** Exercise aim **
Retype each of the following lines exactly as it appears, character for character.

** Supplied information **
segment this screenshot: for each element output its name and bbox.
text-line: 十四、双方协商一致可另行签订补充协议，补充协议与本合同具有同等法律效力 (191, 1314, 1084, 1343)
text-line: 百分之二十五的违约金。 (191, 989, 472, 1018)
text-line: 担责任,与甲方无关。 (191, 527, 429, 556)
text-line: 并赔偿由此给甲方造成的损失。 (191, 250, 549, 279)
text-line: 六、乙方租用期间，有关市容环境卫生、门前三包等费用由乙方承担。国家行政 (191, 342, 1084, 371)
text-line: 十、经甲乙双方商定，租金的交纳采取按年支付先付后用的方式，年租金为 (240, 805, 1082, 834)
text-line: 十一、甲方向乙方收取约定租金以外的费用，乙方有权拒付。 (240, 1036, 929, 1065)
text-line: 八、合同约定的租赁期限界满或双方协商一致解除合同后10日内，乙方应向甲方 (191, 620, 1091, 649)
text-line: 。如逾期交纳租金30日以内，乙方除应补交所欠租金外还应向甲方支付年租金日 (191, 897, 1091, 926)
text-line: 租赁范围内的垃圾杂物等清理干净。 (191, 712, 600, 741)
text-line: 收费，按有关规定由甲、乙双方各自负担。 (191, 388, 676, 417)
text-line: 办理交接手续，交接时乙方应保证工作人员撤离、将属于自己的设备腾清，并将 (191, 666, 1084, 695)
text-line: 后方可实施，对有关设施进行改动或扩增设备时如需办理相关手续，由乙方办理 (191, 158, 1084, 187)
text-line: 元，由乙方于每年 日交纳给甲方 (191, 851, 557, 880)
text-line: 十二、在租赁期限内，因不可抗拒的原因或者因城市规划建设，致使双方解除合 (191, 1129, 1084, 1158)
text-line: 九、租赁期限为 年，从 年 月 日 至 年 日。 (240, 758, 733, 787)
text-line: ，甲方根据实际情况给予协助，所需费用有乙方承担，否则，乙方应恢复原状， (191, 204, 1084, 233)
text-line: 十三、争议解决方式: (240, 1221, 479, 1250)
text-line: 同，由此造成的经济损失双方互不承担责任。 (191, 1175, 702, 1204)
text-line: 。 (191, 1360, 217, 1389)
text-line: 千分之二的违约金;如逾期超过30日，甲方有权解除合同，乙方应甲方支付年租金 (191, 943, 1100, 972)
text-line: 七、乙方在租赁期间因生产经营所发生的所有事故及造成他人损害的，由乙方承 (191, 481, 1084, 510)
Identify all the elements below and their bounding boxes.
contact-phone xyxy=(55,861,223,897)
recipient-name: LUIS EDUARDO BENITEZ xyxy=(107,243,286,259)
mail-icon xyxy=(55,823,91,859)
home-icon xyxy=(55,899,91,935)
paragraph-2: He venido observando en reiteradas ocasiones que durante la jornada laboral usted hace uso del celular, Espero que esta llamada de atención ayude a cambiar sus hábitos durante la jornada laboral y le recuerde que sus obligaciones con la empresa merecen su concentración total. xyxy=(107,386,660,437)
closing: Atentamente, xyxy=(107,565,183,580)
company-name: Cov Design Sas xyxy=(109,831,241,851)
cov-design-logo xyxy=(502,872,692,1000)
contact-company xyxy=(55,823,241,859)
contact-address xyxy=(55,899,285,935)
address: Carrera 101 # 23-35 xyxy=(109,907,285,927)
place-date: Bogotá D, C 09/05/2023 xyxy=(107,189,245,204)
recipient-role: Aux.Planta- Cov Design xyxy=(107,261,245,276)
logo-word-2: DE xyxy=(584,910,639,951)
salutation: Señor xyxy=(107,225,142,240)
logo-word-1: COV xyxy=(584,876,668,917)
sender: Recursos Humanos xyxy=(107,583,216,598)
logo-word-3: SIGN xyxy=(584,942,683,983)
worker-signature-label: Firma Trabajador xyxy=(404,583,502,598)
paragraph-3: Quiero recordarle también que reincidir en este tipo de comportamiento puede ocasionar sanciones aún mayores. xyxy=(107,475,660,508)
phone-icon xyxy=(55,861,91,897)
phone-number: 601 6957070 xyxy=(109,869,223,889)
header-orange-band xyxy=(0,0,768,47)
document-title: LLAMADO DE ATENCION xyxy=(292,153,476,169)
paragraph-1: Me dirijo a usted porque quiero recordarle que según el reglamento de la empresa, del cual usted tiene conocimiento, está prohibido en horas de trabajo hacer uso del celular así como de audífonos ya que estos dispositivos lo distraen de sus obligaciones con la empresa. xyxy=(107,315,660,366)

** Final result **
segment this screenshot: for each element output its name and bbox.
text-line: 十四、双方协商一致可另行签订补充协议，补充协议与本合同具有同等法律效力 (191, 1314, 1084, 1343)
text-line: 百分之二十五的违约金。 (191, 989, 472, 1018)
text-line: 担责任,与甲方无关。 (191, 527, 429, 556)
text-line: 并赔偿由此给甲方造成的损失。 (191, 250, 549, 279)
text-line: 六、乙方租用期间，有关市容环境卫生、门前三包等费用由乙方承担。国家行政 (191, 342, 1084, 371)
text-line: 十、经甲乙双方商定，租金的交纳采取按年支付先付后用的方式，年租金为 (240, 805, 1082, 834)
text-line: 十一、甲方向乙方收取约定租金以外的费用，乙方有权拒付。 (240, 1036, 929, 1065)
text-line: 八、合同约定的租赁期限界满或双方协商一致解除合同后10日内，乙方应向甲方 (191, 620, 1091, 649)
text-line: 。如逾期交纳租金30日以内，乙方除应补交所欠租金外还应向甲方支付年租金日 (191, 897, 1091, 926)
text-line: 租赁范围内的垃圾杂物等清理干净。 (191, 712, 600, 741)
text-line: 收费，按有关规定由甲、乙双方各自负担。 (191, 388, 676, 417)
text-line: 办理交接手续，交接时乙方应保证工作人员撤离、将属于自己的设备腾清，并将 (191, 666, 1084, 695)
text-line: 后方可实施，对有关设施进行改动或扩增设备时如需办理相关手续，由乙方办理 (191, 158, 1084, 187)
text-line: 元，由乙方于每年 日交纳给甲方 (191, 851, 557, 880)
text-line: 十二、在租赁期限内，因不可抗拒的原因或者因城市规划建设，致使双方解除合 (191, 1129, 1084, 1158)
text-line: 九、租赁期限为 年，从 年 月 日 至 年 日。 (240, 758, 733, 787)
text-line: ，甲方根据实际情况给予协助，所需费用有乙方承担，否则，乙方应恢复原状， (191, 204, 1084, 233)
text-line: 十三、争议解决方式: (240, 1221, 479, 1250)
text-line: 同，由此造成的经济损失双方互不承担责任。 (191, 1175, 702, 1204)
text-line: 。 (191, 1360, 217, 1389)
text-line: 千分之二的违约金;如逾期超过30日，甲方有权解除合同，乙方应甲方支付年租金 (191, 943, 1100, 972)
text-line: 七、乙方在租赁期间因生产经营所发生的所有事故及造成他人损害的，由乙方承 (191, 481, 1084, 510)
Identify all the elements below and their bounding boxes.
contact-phone xyxy=(55,861,223,897)
recipient-name: LUIS EDUARDO BENITEZ xyxy=(107,243,286,259)
mail-icon xyxy=(55,823,91,859)
home-icon xyxy=(55,899,91,935)
paragraph-2: He venido observando en reiteradas ocasiones que durante la jornada laboral usted hace uso del celular, Espero que esta llamada de atención ayude a cambiar sus hábitos durante la jornada laboral y le recuerde que sus obligaciones con la empresa merecen su concentración total. xyxy=(107,386,660,437)
closing: Atentamente, xyxy=(107,565,183,580)
company-name: Cov Design Sas xyxy=(109,831,241,851)
cov-design-logo xyxy=(502,872,692,1000)
contact-company xyxy=(55,823,241,859)
contact-address xyxy=(55,899,285,935)
address: Carrera 101 # 23-35 xyxy=(109,907,285,927)
place-date: Bogotá D, C 09/05/2023 xyxy=(107,189,245,204)
recipient-role: Aux.Planta- Cov Design xyxy=(107,261,245,276)
logo-word-2: DE xyxy=(584,910,639,951)
salutation: Señor xyxy=(107,225,142,240)
logo-word-1: COV xyxy=(584,876,668,917)
sender: Recursos Humanos xyxy=(107,583,216,598)
logo-word-3: SIGN xyxy=(584,942,683,983)
worker-signature-label: Firma Trabajador xyxy=(404,583,502,598)
paragraph-3: Quiero recordarle también que reincidir en este tipo de comportamiento puede ocasionar sanciones aún mayores. xyxy=(107,475,660,508)
phone-icon xyxy=(55,861,91,897)
phone-number: 601 6957070 xyxy=(109,869,223,889)
header-orange-band xyxy=(0,0,768,47)
document-title: LLAMADO DE ATENCION xyxy=(292,153,476,169)
paragraph-1: Me dirijo a usted porque quiero recordarle que según el reglamento de la empresa, del cual usted tiene conocimiento, está prohibido en horas de trabajo hacer uso del celular así como de audífonos ya que estos dispositivos lo distraen de sus obligaciones con la empresa. xyxy=(107,315,660,366)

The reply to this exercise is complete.